-------- Records shown --------
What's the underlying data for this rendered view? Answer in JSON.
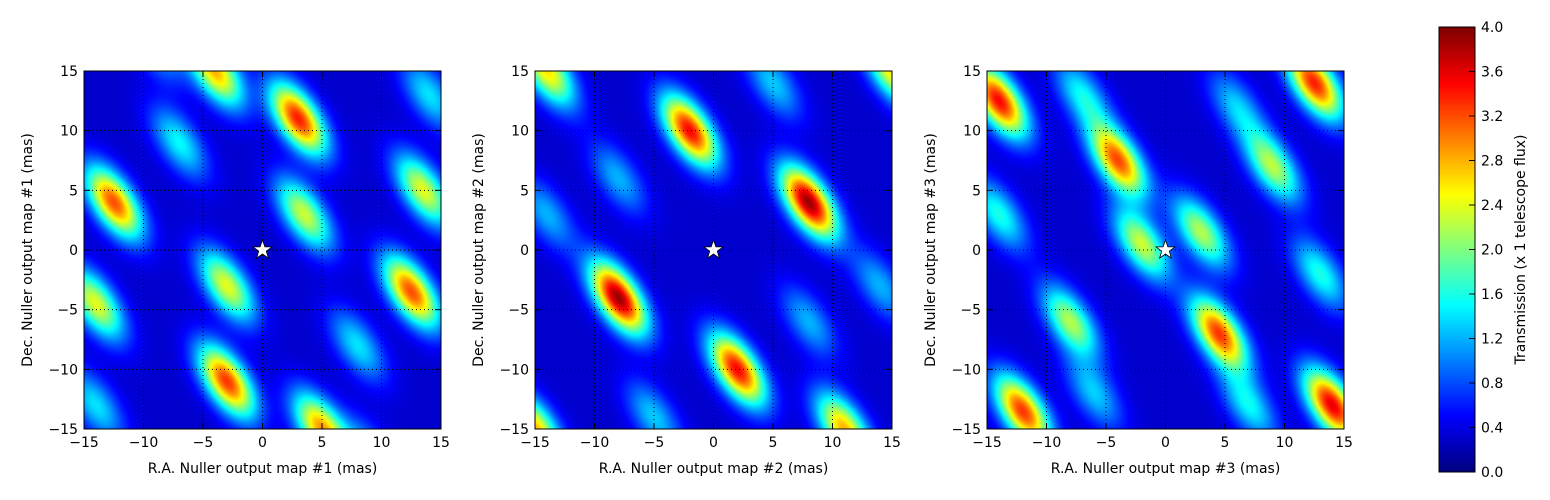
{
  "chart_data": {
    "type": "heatmap",
    "colormap": "jet",
    "value_range": [
      0,
      4
    ],
    "colorbar": {
      "label": "Transmission (x 1 telescope flux)",
      "ticks": [
        "0.0",
        "0.4",
        "0.8",
        "1.2",
        "1.6",
        "2.0",
        "2.4",
        "2.8",
        "3.2",
        "3.6",
        "4.0"
      ]
    },
    "panels": [
      {
        "xlabel": "R.A. Nuller output map #1 (mas)",
        "ylabel": "Dec. Nuller output map #1 (mas)",
        "xlim": [
          -15,
          15
        ],
        "ylim": [
          -15,
          15
        ],
        "xticks": [
          "−15",
          "−10",
          "−5",
          "0",
          "5",
          "10",
          "15"
        ],
        "yticks": [
          "−15",
          "−10",
          "−5",
          "0",
          "5",
          "10",
          "15"
        ],
        "grid": true,
        "marker": {
          "type": "star",
          "x": 0,
          "y": 0
        },
        "background": 0.3,
        "peaks": [
          [
            3,
            11,
            3.4
          ],
          [
            -12.5,
            4,
            3.2
          ],
          [
            12.5,
            -3.5,
            3.2
          ],
          [
            -3,
            -11,
            3.3
          ],
          [
            -4,
            15,
            2.8
          ],
          [
            5,
            -15,
            2.9
          ],
          [
            13.5,
            5,
            2.4
          ],
          [
            -14,
            -4.5,
            2.4
          ],
          [
            3.5,
            3,
            2.3
          ],
          [
            -3,
            -3,
            2.4
          ],
          [
            -7,
            9,
            1.5
          ],
          [
            8,
            -8,
            1.4
          ],
          [
            -9,
            17,
            1.2
          ],
          [
            9,
            -17,
            1.2
          ],
          [
            14,
            13,
            1.4
          ],
          [
            -14,
            -13,
            1.4
          ]
        ]
      },
      {
        "xlabel": "R.A. Nuller output map #2 (mas)",
        "ylabel": "Dec. Nuller output map #2 (mas)",
        "xlim": [
          -15,
          15
        ],
        "ylim": [
          -15,
          15
        ],
        "xticks": [
          "−15",
          "−10",
          "−5",
          "0",
          "5",
          "10",
          "15"
        ],
        "yticks": [
          "−15",
          "−10",
          "−5",
          "0",
          "5",
          "10",
          "15"
        ],
        "grid": true,
        "marker": {
          "type": "star",
          "x": 0,
          "y": 0
        },
        "background": 0.3,
        "peaks": [
          [
            -2,
            10,
            3.5
          ],
          [
            8,
            4,
            3.9
          ],
          [
            -8,
            -4,
            3.9
          ],
          [
            2,
            -10,
            3.5
          ],
          [
            -14,
            15,
            2.6
          ],
          [
            15,
            15,
            2.6
          ],
          [
            -15,
            -15,
            2.8
          ],
          [
            11,
            -15,
            2.8
          ],
          [
            -8,
            6,
            1.2
          ],
          [
            8,
            -6,
            1.2
          ],
          [
            5,
            14,
            1.3
          ],
          [
            -5,
            -14,
            1.3
          ],
          [
            -14,
            3,
            1.2
          ],
          [
            14,
            -3,
            1.2
          ]
        ]
      },
      {
        "xlabel": "R.A. Nuller output map #3 (mas)",
        "ylabel": "Dec. Nuller output map #3 (mas)",
        "xlim": [
          -15,
          15
        ],
        "ylim": [
          -15,
          15
        ],
        "xticks": [
          "−15",
          "−10",
          "−5",
          "0",
          "5",
          "10",
          "15"
        ],
        "yticks": [
          "−15",
          "−10",
          "−5",
          "0",
          "5",
          "10",
          "15"
        ],
        "grid": true,
        "marker": {
          "type": "star",
          "x": 0,
          "y": 0
        },
        "background": 0.3,
        "peaks": [
          [
            -14,
            12.5,
            3.5
          ],
          [
            12.5,
            14,
            3.4
          ],
          [
            -4,
            7.5,
            3.2
          ],
          [
            4.5,
            -7,
            3.3
          ],
          [
            -12,
            -13.5,
            3.3
          ],
          [
            14,
            -13,
            3.6
          ],
          [
            -2,
            0.5,
            2.3
          ],
          [
            3,
            1.5,
            2.2
          ],
          [
            -8,
            -6,
            2.2
          ],
          [
            9,
            7,
            2.2
          ],
          [
            -14,
            3,
            1.6
          ],
          [
            13,
            -2,
            1.6
          ],
          [
            -7,
            13,
            1.5
          ],
          [
            7,
            -13,
            1.5
          ],
          [
            6,
            12,
            1.3
          ],
          [
            -6,
            -12,
            1.3
          ]
        ]
      }
    ]
  }
}
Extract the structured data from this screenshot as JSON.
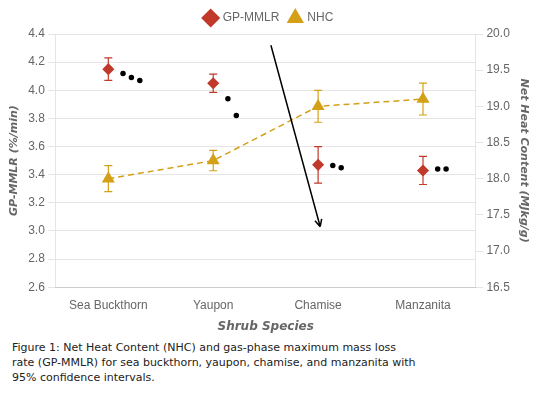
{
  "chart_data": {
    "type": "scatter",
    "x_label": "Shrub Species",
    "y_label": "GP-MMLR (%/min)",
    "y2_label": "Net Heat Content (MJkg/g)",
    "categories": [
      "Sea Buckthorn",
      "Yaupon",
      "Chamise",
      "Manzanita"
    ],
    "xlim": [
      -0.5,
      3.5
    ],
    "ylim": [
      2.6,
      4.4
    ],
    "yticks": [
      2.6,
      2.8,
      {
        "value": 3,
        "label": "3.0"
      },
      3.2,
      3.4,
      3.6,
      3.8,
      {
        "value": 4,
        "label": "4.0"
      },
      4.2,
      4.4
    ],
    "y2lim": [
      16.5,
      20
    ],
    "y2ticks": [
      16.5,
      {
        "value": 17,
        "label": "17.0"
      },
      17.5,
      {
        "value": 18,
        "label": "18.0"
      },
      18.5,
      {
        "value": 19,
        "label": "19.0"
      },
      19.5,
      {
        "value": 20,
        "label": "20.0"
      }
    ],
    "grid": "y",
    "legend": "top",
    "series": [
      {
        "color": "black",
        "marker": "dot",
        "x": [
          0.14,
          0.22,
          0.3,
          1.14,
          1.22,
          2.14,
          2.22,
          3.14,
          3.22
        ],
        "values": [
          4.12,
          4.09,
          4.07,
          3.94,
          3.82,
          3.465,
          3.45,
          3.44,
          3.44
        ]
      },
      {
        "name": "GP-MMLR",
        "color": "#c0392b",
        "marker": "diamond",
        "values": [
          4.15,
          4.05,
          3.47,
          3.43
        ],
        "errors": [
          0.08,
          0.065,
          0.13,
          0.1
        ]
      },
      {
        "name": "NHC",
        "axis": "y2",
        "color": "#d4a017",
        "marker": "triangle",
        "line_style": "dashed",
        "values": [
          18.0,
          18.25,
          19.0,
          19.1
        ],
        "errors": [
          0.18,
          0.14,
          0.22,
          0.22
        ]
      }
    ],
    "annotations": [
      {
        "type": "arrow",
        "from": [
          1.55,
          4.32
        ],
        "to": [
          2.02,
          3.03
        ]
      }
    ],
    "caption": [
      "Figure 1: Net Heat Content (NHC) and gas-phase maximum mass loss",
      "rate (GP-MMLR) for sea buckthorn, yaupon, chamise, and manzanita with",
      "95% confidence intervals."
    ]
  }
}
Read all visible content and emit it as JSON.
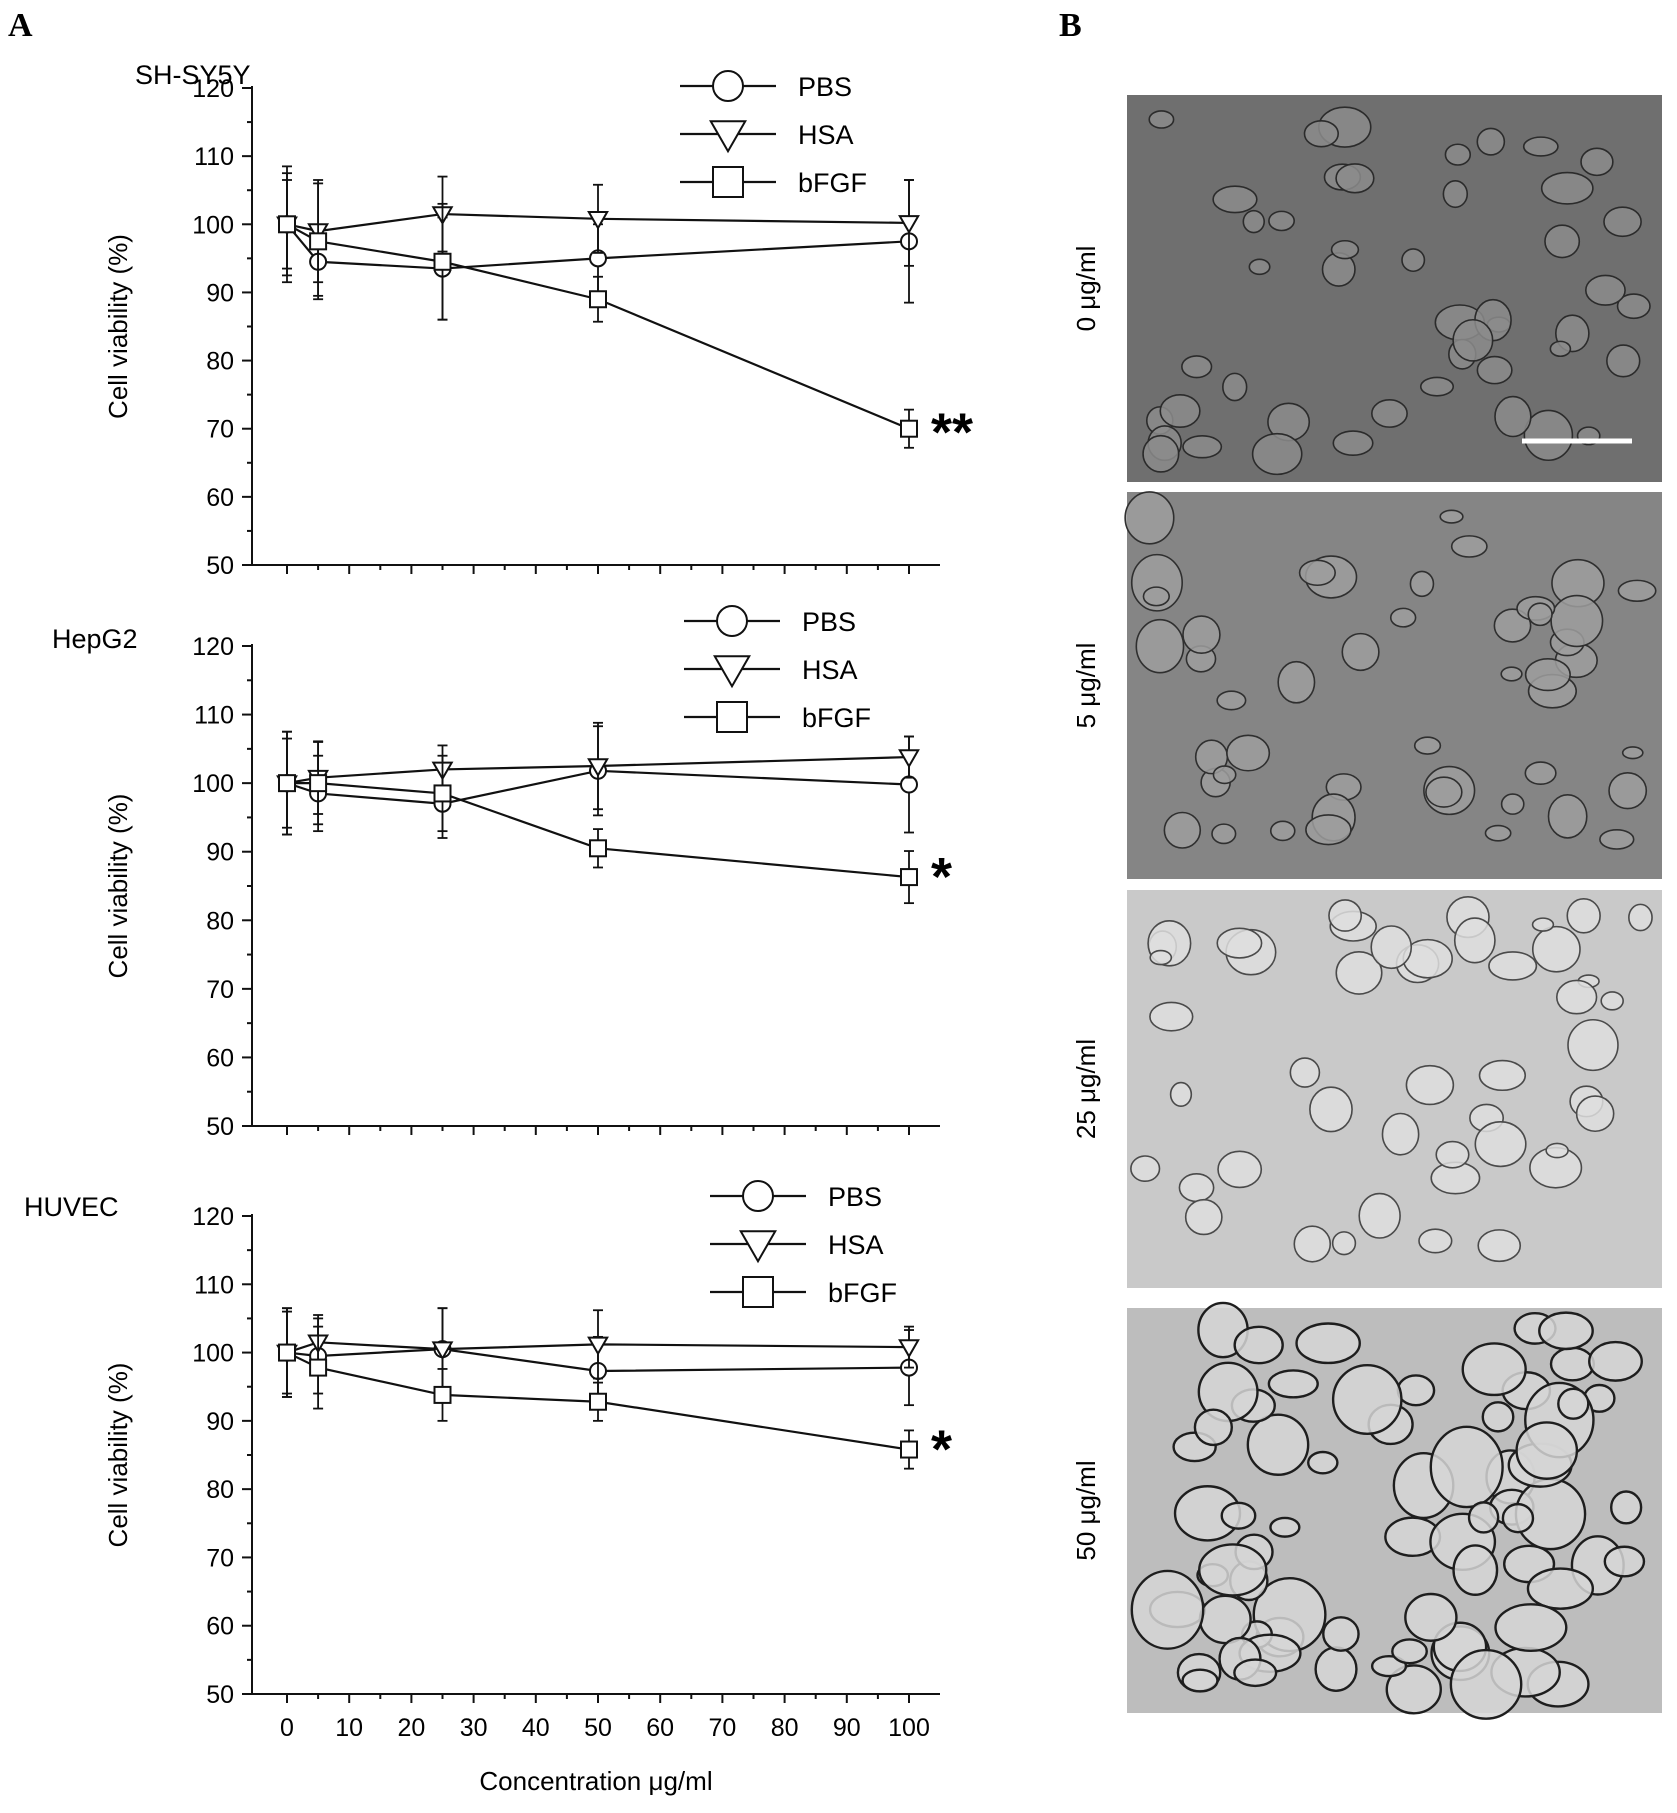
{
  "panel_a_letter": "A",
  "panel_b_letter": "B",
  "chart_data": [
    {
      "type": "line",
      "cell_line": "SH-SY5Y",
      "ylabel": "Cell viability (%)",
      "xlabel": "",
      "ylim": [
        50,
        120
      ],
      "xlim": [
        -5,
        105
      ],
      "yticks": [
        50,
        60,
        70,
        80,
        90,
        100,
        110,
        120
      ],
      "xticks": [
        0,
        10,
        20,
        30,
        40,
        50,
        60,
        70,
        80,
        90,
        100
      ],
      "show_xtick_labels": false,
      "x": [
        0,
        5,
        25,
        50,
        100
      ],
      "legend_position": "top-right",
      "significance": "**",
      "series": [
        {
          "name": "PBS",
          "marker": "circle",
          "values": [
            100,
            94.5,
            93.5,
            95,
            97.5
          ],
          "errors": [
            8.5,
            5,
            7.5,
            5,
            9
          ]
        },
        {
          "name": "HSA",
          "marker": "triangle",
          "values": [
            100,
            99,
            101.5,
            100.8,
            100.2
          ],
          "errors": [
            6.5,
            7.5,
            5.5,
            5,
            6.3
          ]
        },
        {
          "name": "bFGF",
          "marker": "square",
          "values": [
            100,
            97.5,
            94.5,
            89,
            70
          ],
          "errors": [
            7.5,
            8.5,
            8.5,
            3.3,
            2.8
          ]
        }
      ]
    },
    {
      "type": "line",
      "cell_line": "HepG2",
      "ylabel": "Cell viability (%)",
      "xlabel": "",
      "ylim": [
        50,
        120
      ],
      "xlim": [
        -5,
        105
      ],
      "yticks": [
        50,
        60,
        70,
        80,
        90,
        100,
        110,
        120
      ],
      "xticks": [
        0,
        10,
        20,
        30,
        40,
        50,
        60,
        70,
        80,
        90,
        100
      ],
      "show_xtick_labels": false,
      "x": [
        0,
        5,
        25,
        50,
        100
      ],
      "legend_position": "top-right",
      "significance": "*",
      "series": [
        {
          "name": "PBS",
          "marker": "circle",
          "values": [
            100,
            98.5,
            97,
            101.8,
            99.8
          ],
          "errors": [
            7.5,
            5.5,
            5,
            6.5,
            7
          ]
        },
        {
          "name": "HSA",
          "marker": "triangle",
          "values": [
            100,
            100.8,
            102,
            102.5,
            103.8
          ],
          "errors": [
            6.5,
            5.3,
            3.5,
            6.3,
            3
          ]
        },
        {
          "name": "bFGF",
          "marker": "square",
          "values": [
            100,
            100,
            98.5,
            90.5,
            86.3
          ],
          "errors": [
            7.5,
            6,
            5.5,
            2.8,
            3.8
          ]
        }
      ]
    },
    {
      "type": "line",
      "cell_line": "HUVEC",
      "ylabel": "Cell viability (%)",
      "xlabel": "Concentration μg/ml",
      "ylim": [
        50,
        120
      ],
      "xlim": [
        -5,
        105
      ],
      "yticks": [
        50,
        60,
        70,
        80,
        90,
        100,
        110,
        120
      ],
      "xticks": [
        0,
        10,
        20,
        30,
        40,
        50,
        60,
        70,
        80,
        90,
        100
      ],
      "show_xtick_labels": true,
      "x": [
        0,
        5,
        25,
        50,
        100
      ],
      "legend_position": "top-right",
      "significance": "*",
      "series": [
        {
          "name": "PBS",
          "marker": "circle",
          "values": [
            100,
            99.5,
            100.5,
            97.3,
            97.8
          ],
          "errors": [
            6.5,
            5.5,
            6,
            5,
            5.5
          ]
        },
        {
          "name": "HSA",
          "marker": "triangle",
          "values": [
            100,
            101.5,
            100.5,
            101.2,
            100.8
          ],
          "errors": [
            6,
            4,
            6,
            5,
            3
          ]
        },
        {
          "name": "bFGF",
          "marker": "square",
          "values": [
            100,
            97.8,
            93.8,
            92.8,
            85.8
          ],
          "errors": [
            6.5,
            6,
            3.8,
            2.8,
            2.8
          ]
        }
      ]
    }
  ],
  "micrographs": [
    {
      "label": "0 μg/ml",
      "tone": "#6f6f6f",
      "cell_fill": "#8c8c8c",
      "cell_edge": "#2b2b2b",
      "scale_bar": true
    },
    {
      "label": "5 μg/ml",
      "tone": "#858585",
      "cell_fill": "#9e9e9e",
      "cell_edge": "#2f2f2f",
      "scale_bar": false
    },
    {
      "label": "25 μg/ml",
      "tone": "#c9c9c9",
      "cell_fill": "#dedede",
      "cell_edge": "#4a4a4a",
      "scale_bar": false
    },
    {
      "label": "50 μg/ml",
      "tone": "#bdbdbd",
      "cell_fill": "#d6d6d6",
      "cell_edge": "#1e1e1e",
      "scale_bar": false
    }
  ],
  "colors": {
    "ink": "#111111",
    "background": "#ffffff",
    "scale_bar": "#ffffff"
  }
}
--------
◆ Task requirements
Find and count the lines of the data that include the string "tone", and report that figure by itself.

◆ The completed task
4